## Short exercise
Gather the lines that hold the string "nbillion".

## Extracted data
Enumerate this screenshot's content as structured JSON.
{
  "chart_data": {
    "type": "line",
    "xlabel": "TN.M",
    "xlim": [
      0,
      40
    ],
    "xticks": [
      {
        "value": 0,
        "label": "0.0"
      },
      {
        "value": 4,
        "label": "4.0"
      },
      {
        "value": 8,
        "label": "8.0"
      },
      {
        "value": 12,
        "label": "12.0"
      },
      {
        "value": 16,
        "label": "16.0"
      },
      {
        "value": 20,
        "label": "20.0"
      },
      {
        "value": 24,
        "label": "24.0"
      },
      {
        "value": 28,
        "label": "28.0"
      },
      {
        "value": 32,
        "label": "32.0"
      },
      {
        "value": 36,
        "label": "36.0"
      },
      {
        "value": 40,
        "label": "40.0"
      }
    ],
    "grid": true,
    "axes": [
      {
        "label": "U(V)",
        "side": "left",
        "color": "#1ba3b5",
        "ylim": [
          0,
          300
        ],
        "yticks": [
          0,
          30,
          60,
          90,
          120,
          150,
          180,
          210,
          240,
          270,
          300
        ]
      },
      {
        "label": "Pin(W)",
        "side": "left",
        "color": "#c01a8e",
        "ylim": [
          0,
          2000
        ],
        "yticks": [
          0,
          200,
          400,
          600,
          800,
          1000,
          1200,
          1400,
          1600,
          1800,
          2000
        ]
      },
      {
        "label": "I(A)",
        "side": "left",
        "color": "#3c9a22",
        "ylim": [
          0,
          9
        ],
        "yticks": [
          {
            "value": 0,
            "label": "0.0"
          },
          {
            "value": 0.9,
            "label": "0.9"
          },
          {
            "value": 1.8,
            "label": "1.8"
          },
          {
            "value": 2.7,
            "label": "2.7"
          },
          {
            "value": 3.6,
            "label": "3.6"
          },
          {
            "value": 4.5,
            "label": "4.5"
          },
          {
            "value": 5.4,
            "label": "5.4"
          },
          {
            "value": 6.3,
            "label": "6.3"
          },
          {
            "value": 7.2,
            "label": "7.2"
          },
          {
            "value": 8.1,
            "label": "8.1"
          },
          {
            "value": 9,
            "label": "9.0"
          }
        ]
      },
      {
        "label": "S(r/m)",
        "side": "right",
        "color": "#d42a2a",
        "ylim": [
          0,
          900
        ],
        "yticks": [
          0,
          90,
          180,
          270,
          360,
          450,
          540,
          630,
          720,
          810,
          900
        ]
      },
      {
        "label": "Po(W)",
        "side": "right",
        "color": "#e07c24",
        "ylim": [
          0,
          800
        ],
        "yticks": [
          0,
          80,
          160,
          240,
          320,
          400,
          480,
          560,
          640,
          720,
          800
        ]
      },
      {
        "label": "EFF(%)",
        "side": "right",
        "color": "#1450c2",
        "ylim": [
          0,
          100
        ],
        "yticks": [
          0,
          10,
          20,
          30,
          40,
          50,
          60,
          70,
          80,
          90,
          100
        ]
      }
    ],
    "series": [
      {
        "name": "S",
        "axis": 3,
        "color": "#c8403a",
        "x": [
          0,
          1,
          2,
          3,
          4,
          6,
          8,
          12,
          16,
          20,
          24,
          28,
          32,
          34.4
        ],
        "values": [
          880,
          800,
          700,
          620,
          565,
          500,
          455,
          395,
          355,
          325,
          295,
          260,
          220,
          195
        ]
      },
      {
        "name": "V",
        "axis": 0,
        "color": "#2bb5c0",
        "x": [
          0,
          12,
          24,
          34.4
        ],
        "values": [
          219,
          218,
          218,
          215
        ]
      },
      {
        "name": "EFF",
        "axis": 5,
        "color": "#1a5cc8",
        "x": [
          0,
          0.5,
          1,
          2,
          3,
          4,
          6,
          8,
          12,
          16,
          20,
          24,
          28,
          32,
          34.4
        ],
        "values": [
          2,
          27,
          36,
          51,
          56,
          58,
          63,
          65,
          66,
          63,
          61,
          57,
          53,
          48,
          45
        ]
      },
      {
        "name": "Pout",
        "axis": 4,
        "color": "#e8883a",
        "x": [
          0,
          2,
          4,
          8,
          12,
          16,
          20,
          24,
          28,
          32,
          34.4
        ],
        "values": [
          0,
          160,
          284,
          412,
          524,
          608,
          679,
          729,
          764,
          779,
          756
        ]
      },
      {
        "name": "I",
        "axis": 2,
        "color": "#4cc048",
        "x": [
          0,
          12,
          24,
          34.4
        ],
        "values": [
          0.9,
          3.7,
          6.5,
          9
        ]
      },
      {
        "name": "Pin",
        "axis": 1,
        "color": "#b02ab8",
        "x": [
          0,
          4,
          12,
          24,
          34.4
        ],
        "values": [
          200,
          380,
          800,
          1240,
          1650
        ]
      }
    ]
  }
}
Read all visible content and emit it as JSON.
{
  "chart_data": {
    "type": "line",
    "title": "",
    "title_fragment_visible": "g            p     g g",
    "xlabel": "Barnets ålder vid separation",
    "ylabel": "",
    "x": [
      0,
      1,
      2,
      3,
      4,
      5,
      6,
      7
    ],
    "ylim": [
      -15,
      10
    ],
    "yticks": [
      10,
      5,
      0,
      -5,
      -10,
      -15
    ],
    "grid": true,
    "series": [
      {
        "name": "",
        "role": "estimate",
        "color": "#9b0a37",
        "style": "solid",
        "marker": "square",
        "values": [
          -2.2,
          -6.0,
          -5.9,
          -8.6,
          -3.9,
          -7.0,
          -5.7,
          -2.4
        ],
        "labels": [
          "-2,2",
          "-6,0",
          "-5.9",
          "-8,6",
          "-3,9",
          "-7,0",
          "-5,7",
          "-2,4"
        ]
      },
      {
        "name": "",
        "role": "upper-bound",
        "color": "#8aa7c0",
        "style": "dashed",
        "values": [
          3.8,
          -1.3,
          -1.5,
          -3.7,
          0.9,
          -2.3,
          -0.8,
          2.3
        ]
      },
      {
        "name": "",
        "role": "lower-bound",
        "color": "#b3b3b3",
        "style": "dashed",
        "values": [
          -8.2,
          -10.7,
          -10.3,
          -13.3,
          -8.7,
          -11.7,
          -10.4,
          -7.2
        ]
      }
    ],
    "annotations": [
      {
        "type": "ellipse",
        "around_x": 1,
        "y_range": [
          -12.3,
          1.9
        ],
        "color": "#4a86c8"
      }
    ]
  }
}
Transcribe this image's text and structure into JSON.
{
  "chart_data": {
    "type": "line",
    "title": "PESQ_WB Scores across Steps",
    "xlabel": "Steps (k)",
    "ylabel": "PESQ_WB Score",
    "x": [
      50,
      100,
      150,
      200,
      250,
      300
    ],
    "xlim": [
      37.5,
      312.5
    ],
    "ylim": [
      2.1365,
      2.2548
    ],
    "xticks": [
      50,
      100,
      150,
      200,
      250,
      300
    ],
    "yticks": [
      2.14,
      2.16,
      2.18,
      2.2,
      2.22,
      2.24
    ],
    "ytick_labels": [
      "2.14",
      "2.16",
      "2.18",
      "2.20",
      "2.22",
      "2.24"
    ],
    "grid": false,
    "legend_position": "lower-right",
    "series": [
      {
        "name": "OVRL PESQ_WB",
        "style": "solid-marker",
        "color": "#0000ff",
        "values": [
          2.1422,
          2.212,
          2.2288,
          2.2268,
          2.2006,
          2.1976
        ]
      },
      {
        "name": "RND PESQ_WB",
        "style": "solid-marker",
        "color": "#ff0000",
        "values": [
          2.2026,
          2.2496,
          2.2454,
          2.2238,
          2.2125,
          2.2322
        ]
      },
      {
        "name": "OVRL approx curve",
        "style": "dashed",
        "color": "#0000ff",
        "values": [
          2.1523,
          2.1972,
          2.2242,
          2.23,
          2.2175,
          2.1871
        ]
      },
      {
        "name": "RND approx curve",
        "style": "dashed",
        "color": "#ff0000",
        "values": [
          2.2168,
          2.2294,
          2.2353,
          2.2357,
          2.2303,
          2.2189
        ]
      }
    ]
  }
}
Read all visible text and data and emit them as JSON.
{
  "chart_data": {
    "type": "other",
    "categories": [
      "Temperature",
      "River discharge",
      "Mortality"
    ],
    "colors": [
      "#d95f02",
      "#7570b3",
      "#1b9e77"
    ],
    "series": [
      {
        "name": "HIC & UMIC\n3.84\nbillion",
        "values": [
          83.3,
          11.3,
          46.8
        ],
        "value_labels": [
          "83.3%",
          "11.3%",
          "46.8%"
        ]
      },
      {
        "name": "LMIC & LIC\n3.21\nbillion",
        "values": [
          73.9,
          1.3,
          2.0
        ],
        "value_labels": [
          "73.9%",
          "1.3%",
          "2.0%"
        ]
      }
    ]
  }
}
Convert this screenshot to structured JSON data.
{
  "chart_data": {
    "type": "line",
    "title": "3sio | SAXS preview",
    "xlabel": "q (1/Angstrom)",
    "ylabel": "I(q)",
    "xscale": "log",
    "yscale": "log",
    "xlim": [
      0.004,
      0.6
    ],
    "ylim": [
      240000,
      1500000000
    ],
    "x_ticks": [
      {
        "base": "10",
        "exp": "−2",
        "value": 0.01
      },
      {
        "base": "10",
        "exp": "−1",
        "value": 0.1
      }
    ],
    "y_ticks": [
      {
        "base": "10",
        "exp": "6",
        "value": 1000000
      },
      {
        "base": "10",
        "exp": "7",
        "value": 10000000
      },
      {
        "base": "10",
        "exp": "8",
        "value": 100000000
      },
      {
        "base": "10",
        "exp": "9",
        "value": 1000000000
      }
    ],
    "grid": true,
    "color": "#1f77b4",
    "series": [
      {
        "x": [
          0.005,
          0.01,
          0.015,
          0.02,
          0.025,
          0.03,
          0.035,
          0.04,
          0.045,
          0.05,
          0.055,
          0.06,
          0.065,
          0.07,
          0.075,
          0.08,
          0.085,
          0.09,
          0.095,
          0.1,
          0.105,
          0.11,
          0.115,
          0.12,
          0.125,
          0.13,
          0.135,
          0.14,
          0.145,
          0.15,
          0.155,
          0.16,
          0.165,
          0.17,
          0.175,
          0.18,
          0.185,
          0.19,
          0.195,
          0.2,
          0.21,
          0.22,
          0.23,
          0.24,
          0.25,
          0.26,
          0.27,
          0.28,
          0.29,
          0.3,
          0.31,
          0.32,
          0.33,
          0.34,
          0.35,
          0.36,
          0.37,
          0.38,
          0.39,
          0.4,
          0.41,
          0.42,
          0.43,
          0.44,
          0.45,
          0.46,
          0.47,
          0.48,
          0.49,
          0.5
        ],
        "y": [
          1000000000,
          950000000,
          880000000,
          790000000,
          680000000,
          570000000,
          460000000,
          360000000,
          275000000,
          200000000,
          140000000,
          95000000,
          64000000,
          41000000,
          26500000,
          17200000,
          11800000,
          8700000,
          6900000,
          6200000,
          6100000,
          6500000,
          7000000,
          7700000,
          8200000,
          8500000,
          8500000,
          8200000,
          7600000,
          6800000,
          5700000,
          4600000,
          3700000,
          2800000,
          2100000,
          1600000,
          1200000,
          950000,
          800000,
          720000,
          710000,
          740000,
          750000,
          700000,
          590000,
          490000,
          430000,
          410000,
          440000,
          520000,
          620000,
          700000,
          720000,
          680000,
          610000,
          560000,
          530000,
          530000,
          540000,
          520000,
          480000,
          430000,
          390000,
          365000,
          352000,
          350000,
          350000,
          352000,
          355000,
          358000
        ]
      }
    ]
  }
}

## Complete output
        "name": "HIC & UMIC\n3.84\nbillion",
        "name": "LMIC & LIC\n3.21\nbillion",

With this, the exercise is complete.